▶ [TEXT]:
====

Written by VGTHuang
on October 01, 2021

Fast Fourier Transform (FFT)

Fast Fourier Transform

Given two polynomials

\[A(x)=x^2+3x+2\quad\quad B(x)=2x^2+1\]

The coefficients of $A$ and $B$ is respectively $[1, 3, 2]$ and $[2,0,1]$. A multiplication of the two polynomials can be represented as

\[\begin{align} C(x)&=A(x)\cdot B(x)\\ &=2x^4+6x^3+5x^2+3x+2\longrightarrow C=[2,6,5,3,2] \end{align}\]

If $A=[a_0,a_1,...a_d]$, $B=[b_0,b_1,...b_d]$, then runtime of constructing $C=A\cdot B$ is $O(d^2)$. Can we do better?

In the n-dot representation of polynomials, $(d+1)$ dots uniquely define a degreed $d$ polynomial.

====

▶ [RECORD EXTRACTS]:
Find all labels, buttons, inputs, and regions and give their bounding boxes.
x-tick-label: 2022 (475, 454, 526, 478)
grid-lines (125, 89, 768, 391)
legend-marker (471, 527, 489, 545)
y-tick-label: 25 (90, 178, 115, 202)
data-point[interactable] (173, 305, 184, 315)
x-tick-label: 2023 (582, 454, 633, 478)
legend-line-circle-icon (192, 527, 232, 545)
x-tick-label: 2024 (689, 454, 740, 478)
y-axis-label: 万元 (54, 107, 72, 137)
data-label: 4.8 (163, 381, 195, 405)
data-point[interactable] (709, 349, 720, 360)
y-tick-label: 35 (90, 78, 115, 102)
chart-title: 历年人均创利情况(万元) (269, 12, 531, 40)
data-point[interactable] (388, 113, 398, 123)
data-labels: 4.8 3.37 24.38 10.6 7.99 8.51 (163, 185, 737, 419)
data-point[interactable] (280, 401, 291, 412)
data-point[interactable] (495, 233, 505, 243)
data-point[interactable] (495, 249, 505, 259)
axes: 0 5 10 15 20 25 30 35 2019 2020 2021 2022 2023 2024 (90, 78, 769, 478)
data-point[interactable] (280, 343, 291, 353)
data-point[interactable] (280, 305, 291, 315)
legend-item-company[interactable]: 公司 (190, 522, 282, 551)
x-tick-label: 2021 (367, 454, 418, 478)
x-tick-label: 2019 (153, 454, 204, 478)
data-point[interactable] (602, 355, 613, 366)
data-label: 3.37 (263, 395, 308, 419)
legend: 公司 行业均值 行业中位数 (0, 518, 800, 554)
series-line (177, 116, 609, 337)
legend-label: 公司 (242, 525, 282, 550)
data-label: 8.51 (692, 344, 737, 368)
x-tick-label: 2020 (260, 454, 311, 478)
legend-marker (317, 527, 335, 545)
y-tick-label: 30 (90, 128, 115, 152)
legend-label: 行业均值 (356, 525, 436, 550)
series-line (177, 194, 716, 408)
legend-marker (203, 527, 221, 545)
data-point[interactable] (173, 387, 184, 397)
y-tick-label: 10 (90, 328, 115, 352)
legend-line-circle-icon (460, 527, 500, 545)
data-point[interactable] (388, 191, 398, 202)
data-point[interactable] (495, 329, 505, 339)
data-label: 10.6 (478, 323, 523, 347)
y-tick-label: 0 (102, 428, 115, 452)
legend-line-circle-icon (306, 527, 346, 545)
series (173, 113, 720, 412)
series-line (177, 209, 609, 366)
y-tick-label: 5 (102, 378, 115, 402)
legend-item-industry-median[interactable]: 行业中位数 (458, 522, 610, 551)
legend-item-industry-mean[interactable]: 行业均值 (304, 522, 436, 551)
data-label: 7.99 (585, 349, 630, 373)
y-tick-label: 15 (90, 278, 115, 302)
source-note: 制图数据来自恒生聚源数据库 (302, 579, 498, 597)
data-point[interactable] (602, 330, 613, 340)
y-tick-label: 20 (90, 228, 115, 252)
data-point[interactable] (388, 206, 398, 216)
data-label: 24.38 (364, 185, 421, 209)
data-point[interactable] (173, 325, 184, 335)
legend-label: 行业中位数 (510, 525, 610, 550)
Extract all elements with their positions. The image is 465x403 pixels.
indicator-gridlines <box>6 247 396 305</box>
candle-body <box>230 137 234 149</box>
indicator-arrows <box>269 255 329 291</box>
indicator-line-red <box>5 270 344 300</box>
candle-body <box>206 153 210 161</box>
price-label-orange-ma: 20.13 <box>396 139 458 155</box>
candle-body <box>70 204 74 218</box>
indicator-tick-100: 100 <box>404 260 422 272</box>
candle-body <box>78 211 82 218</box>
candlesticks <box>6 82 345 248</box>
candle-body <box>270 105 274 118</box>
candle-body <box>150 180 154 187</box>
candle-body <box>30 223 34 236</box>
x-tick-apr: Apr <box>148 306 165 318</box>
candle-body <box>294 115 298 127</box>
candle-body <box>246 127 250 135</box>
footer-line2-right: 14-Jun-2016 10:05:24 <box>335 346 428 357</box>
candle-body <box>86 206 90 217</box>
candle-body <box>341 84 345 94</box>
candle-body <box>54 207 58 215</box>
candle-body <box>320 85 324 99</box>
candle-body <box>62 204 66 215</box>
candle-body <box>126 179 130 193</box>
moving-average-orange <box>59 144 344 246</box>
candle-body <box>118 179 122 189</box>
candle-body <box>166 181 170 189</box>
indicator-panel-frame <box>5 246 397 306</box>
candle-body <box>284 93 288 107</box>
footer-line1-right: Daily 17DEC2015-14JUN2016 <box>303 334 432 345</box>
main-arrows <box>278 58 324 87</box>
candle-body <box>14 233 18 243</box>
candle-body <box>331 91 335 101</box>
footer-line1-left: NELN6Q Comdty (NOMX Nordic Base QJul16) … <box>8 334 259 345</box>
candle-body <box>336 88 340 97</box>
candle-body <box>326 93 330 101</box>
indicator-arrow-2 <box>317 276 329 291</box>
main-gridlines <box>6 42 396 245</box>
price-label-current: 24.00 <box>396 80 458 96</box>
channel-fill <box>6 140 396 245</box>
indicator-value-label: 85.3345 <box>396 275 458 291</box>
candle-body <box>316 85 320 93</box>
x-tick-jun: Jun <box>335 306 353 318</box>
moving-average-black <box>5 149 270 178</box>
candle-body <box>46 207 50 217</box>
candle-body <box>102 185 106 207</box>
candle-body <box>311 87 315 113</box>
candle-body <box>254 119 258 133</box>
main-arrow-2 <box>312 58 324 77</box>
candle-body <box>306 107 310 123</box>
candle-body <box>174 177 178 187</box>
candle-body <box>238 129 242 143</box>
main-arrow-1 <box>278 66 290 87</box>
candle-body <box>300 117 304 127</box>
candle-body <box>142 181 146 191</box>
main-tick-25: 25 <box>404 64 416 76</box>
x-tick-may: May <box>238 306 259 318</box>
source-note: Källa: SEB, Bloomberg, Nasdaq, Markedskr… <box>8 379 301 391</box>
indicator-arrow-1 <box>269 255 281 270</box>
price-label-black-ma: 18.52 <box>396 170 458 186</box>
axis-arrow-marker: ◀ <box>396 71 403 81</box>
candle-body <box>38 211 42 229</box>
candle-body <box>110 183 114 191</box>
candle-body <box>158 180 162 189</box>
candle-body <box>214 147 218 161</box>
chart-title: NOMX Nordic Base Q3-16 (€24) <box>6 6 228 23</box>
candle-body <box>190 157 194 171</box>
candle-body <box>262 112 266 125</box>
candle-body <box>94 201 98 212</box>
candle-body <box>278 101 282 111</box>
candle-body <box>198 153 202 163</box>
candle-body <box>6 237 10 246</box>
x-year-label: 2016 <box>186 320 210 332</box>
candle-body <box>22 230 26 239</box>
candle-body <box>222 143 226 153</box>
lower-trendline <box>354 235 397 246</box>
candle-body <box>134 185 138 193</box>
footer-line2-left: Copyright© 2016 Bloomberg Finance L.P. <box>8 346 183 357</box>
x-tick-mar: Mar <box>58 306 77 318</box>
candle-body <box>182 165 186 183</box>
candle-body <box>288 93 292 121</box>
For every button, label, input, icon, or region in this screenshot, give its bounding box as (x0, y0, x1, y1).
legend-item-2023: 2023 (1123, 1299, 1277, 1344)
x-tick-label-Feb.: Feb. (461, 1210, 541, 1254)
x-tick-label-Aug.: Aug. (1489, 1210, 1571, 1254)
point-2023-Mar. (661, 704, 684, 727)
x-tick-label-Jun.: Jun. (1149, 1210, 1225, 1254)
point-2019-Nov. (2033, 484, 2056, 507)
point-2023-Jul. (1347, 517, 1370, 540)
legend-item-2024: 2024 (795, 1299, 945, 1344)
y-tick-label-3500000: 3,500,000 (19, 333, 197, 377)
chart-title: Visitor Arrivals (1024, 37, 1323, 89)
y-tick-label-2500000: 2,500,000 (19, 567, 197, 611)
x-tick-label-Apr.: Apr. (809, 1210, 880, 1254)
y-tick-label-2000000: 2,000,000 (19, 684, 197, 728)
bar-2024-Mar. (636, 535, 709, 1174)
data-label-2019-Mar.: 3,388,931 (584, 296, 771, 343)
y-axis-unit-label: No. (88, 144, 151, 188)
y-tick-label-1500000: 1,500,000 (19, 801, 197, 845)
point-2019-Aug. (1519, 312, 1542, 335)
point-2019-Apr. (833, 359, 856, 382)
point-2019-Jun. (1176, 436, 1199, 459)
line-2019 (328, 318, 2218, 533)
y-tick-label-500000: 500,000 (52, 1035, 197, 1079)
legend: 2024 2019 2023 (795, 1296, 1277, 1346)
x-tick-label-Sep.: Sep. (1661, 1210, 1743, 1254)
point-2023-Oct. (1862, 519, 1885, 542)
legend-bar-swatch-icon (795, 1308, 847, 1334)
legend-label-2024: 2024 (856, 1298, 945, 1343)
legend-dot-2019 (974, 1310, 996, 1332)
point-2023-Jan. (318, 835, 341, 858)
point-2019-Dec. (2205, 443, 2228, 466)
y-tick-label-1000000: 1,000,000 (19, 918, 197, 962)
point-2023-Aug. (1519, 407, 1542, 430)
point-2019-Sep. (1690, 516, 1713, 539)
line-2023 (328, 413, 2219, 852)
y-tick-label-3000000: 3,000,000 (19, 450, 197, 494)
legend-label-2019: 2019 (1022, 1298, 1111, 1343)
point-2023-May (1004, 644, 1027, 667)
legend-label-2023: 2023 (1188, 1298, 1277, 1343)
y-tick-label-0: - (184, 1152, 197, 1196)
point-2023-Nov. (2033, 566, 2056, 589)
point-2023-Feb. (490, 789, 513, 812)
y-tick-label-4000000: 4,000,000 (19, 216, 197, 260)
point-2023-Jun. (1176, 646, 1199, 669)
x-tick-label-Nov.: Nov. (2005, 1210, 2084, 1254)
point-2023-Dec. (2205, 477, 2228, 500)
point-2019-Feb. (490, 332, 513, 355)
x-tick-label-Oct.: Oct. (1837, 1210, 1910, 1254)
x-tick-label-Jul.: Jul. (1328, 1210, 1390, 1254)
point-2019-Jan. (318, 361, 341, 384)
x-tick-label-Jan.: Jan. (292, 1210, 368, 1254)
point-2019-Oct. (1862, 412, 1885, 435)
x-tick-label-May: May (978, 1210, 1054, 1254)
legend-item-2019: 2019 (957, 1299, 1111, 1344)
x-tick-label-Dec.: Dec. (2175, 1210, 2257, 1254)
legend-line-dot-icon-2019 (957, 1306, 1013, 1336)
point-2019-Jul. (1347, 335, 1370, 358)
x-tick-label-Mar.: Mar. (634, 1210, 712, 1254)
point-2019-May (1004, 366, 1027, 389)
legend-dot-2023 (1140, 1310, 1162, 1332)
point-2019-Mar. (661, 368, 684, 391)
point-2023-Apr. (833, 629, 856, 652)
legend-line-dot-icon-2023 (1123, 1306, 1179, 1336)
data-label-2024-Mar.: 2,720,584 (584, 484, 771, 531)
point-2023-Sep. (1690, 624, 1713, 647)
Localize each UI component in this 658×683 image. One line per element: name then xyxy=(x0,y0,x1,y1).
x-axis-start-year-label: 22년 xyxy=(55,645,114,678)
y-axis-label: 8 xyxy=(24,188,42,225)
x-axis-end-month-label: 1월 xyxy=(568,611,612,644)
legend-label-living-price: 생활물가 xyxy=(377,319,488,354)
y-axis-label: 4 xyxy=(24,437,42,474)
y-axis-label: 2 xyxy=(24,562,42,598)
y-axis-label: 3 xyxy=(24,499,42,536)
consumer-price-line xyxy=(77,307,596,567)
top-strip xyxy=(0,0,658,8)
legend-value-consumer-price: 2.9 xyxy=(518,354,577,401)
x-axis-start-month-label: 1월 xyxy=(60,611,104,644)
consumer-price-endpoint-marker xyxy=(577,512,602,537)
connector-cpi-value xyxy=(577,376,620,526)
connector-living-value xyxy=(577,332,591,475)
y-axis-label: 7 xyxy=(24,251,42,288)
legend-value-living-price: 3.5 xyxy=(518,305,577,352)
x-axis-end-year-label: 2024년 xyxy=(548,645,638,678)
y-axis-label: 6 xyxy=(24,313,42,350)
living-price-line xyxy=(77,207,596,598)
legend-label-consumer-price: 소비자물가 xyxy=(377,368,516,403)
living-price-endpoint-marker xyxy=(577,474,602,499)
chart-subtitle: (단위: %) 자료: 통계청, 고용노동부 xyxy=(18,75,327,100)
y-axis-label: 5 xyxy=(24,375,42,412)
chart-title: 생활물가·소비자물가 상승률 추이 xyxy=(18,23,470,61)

====

▶ [PROBLEMS]:
A – According to the FFT page, what is the runtime of constructing C = A·B?
B – Transcribe the stretch of the records from their first line through the line containing "x-tick-label: 2024 (689, 454, 740, 478)".
The FFT page and the records are unrelated material.

▶ [RESPONSES FOR EACH TASK]:
A – O(d^2)

B –
Find all labels, buttons, inputs, and regions and give their bounding boxes.
x-tick-label: 2022 (475, 454, 526, 478)
grid-lines (125, 89, 768, 391)
legend-marker (471, 527, 489, 545)
y-tick-label: 25 (90, 178, 115, 202)
data-point[interactable] (173, 305, 184, 315)
x-tick-label: 2023 (582, 454, 633, 478)
legend-line-circle-icon (192, 527, 232, 545)
x-tick-label: 2024 (689, 454, 740, 478)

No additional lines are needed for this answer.